------ Record extracts ------

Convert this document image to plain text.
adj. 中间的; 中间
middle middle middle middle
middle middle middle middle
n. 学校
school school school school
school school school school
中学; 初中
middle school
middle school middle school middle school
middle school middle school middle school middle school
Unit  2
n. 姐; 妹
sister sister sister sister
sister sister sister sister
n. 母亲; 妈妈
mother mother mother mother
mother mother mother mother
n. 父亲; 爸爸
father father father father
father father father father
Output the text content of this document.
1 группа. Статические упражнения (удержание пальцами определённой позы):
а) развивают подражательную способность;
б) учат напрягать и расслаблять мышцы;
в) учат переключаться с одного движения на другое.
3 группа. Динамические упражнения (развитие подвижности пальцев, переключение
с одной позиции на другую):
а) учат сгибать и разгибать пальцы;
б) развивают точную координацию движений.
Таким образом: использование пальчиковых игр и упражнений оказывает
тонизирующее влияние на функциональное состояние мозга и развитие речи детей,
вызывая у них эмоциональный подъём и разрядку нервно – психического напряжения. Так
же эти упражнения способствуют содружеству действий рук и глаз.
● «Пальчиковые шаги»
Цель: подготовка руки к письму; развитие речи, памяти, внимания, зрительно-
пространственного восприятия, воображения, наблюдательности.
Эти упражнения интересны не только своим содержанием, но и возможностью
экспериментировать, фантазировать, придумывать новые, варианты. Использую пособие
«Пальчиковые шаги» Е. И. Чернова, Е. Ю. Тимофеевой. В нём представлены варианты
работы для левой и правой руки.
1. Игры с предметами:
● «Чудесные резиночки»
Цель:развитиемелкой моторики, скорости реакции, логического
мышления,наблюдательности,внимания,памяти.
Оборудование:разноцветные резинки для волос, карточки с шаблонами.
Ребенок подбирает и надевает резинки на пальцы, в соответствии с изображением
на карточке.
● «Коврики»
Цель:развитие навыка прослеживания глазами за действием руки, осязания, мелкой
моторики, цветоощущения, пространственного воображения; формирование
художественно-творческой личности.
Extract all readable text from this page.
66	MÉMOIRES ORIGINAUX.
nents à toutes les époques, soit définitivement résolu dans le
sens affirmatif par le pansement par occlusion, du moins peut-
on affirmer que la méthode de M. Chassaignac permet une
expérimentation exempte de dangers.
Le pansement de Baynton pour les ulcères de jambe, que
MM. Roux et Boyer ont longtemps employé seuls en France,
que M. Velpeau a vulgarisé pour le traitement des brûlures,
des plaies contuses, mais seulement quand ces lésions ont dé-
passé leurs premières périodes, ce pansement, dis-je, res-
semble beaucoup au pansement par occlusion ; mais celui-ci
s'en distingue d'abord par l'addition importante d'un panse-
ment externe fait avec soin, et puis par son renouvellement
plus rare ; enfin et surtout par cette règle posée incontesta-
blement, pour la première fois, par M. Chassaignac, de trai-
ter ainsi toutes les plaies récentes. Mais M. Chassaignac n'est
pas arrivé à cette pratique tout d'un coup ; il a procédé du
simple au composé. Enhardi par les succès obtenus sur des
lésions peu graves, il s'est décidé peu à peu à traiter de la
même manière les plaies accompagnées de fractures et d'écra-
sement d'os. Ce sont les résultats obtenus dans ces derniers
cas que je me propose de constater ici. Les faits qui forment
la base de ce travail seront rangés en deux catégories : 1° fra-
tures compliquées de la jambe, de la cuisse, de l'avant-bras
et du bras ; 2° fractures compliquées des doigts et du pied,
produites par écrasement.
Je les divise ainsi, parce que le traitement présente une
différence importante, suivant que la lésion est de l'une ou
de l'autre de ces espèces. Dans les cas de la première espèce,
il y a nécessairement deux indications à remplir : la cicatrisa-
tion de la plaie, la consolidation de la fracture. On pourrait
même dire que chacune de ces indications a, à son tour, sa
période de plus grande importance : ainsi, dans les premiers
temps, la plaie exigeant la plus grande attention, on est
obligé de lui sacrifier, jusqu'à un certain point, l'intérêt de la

------

> **Task to complete**
Wherever a line in the data above holds "Пальчиковые", copy that line.

> **Result**
● «Пальчиковые шаги»
«Пальчиковые шаги» Е. И. Чернова, Е. Ю. Тимофеевой. В нём представлены варианты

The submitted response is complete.